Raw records
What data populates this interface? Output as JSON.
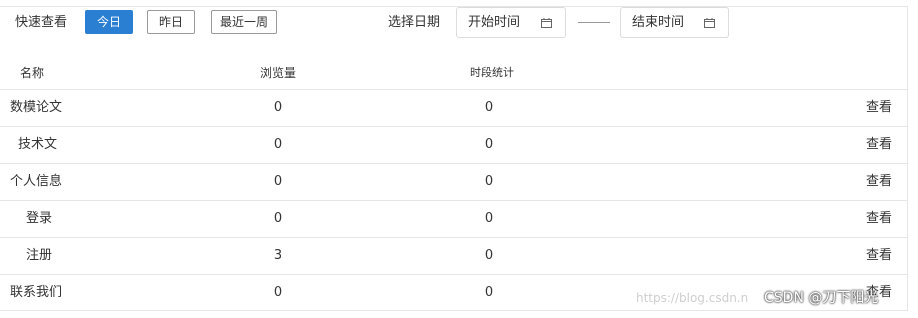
{
  "toolbar": {
    "quick_label": "快速查看",
    "buttons": [
      {
        "label": "今日",
        "active": true
      },
      {
        "label": "昨日",
        "active": false
      },
      {
        "label": "最近一周",
        "active": false
      }
    ],
    "date_label": "选择日期",
    "start_placeholder": "开始时间",
    "end_placeholder": "结束时间",
    "calendar_icon": "calendar-icon"
  },
  "table": {
    "headers": [
      "名称",
      "浏览量",
      "时段统计"
    ],
    "rows": [
      {
        "name": "数模论文",
        "views": "0",
        "stat": "0",
        "action": "查看"
      },
      {
        "name": "技术文",
        "views": "0",
        "stat": "0",
        "action": "查看"
      },
      {
        "name": "个人信息",
        "views": "0",
        "stat": "0",
        "action": "查看"
      },
      {
        "name": "登录",
        "views": "0",
        "stat": "0",
        "action": "查看"
      },
      {
        "name": "注册",
        "views": "3",
        "stat": "0",
        "action": "查看"
      },
      {
        "name": "联系我们",
        "views": "0",
        "stat": "0",
        "action": "查看"
      }
    ]
  },
  "colors": {
    "accent": "#2b7fd3",
    "border": "#e6e6e6",
    "text": "#333333"
  },
  "watermark": {
    "url": "https://blog.csdn.n",
    "brand": "CSDN @刀下阳光"
  }
}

## GIVEN PROBLEM:
Extract, from the material above, each line holding the word "name".

## TASK SOLUTION:
        "name": "数模论文",
        "name": "技术文",
        "name": "个人信息",
        "name": "登录",
        "name": "注册",
        "name": "联系我们",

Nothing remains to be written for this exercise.